## AIM OF THE TASK
Scan the data below for the string "средства". Show every line where it turns up.

Saved entries:
____

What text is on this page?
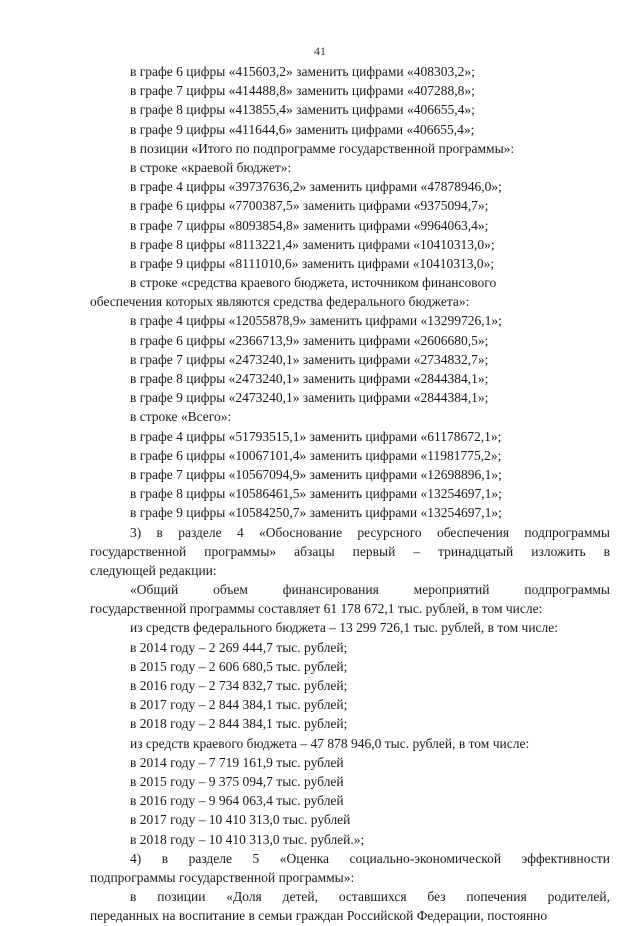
41
в графе 6 цифры «415603,2» заменить цифрами «408303,2»;
в графе 7 цифры «414488,8» заменить цифрами «407288,8»;
в графе 8 цифры «413855,4» заменить цифрами «406655,4»;
в графе 9 цифры «411644,6» заменить цифрами «406655,4»;
в позиции «Итого по подпрограмме государственной программы»:
в строке «краевой бюджет»:
в графе 4 цифры «39737636,2» заменить цифрами «47878946,0»;
в графе 6 цифры «7700387,5» заменить цифрами «9375094,7»;
в графе 7 цифры «8093854,8» заменить цифрами «9964063,4»;
в графе 8 цифры «8113221,4» заменить цифрами «10410313,0»;
в графе 9 цифры «8111010,6» заменить цифрами «10410313,0»;
в строке «средства краевого бюджета, источником финансового
обеспечения которых являются средства федерального бюджета»:
в графе 4 цифры «12055878,9» заменить цифрами «13299726,1»;
в графе 6 цифры «2366713,9» заменить цифрами «2606680,5»;
в графе 7 цифры «2473240,1» заменить цифрами «2734832,7»;
в графе 8 цифры «2473240,1» заменить цифрами «2844384,1»;
в графе 9 цифры «2473240,1» заменить цифрами «2844384,1»;
в строке «Всего»:
в графе 4 цифры «51793515,1» заменить цифрами «61178672,1»;
в графе 6 цифры «10067101,4» заменить цифрами «11981775,2»;
в графе 7 цифры «10567094,9» заменить цифрами «12698896,1»;
в графе 8 цифры «10586461,5» заменить цифрами «13254697,1»;
в графе 9 цифры «10584250,7» заменить цифрами «13254697,1»;
3) в разделе 4 «Обоснование ресурсного обеспечения подпрограммы
государственной программы» абзацы первый – тринадцатый изложить в
следующей редакции:
«Общий объем финансирования мероприятий подпрограммы
государственной программы составляет 61 178 672,1 тыс. рублей, в том числе:
из средств федерального бюджета – 13 299 726,1 тыс. рублей, в том числе:
в 2014 году – 2 269 444,7 тыс. рублей;
в 2015 году – 2 606 680,5 тыс. рублей;
в 2016 году – 2 734 832,7 тыс. рублей;
в 2017 году – 2 844 384,1 тыс. рублей;
в 2018 году – 2 844 384,1 тыс. рублей;
из средств краевого бюджета – 47 878 946,0 тыс. рублей, в том числе:
в 2014 году – 7 719 161,9 тыс. рублей
в 2015 году – 9 375 094,7 тыс. рублей
в 2016 году – 9 964 063,4 тыс. рублей
в 2017 году – 10 410 313,0 тыс. рублей
в 2018 году – 10 410 313,0 тыс. рублей.»;
4) в разделе 5 «Оценка социально-экономической эффективности
подпрограммы государственной программы»:
в позиции «Доля детей, оставшихся без попечения родителей,
переданных на воспитание в семьи граждан Российской Федерации, постоянно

____

## RESULT OF THE EXERCISE
в строке «средства краевого бюджета, источником финансового
обеспечения которых являются средства федерального бюджета»:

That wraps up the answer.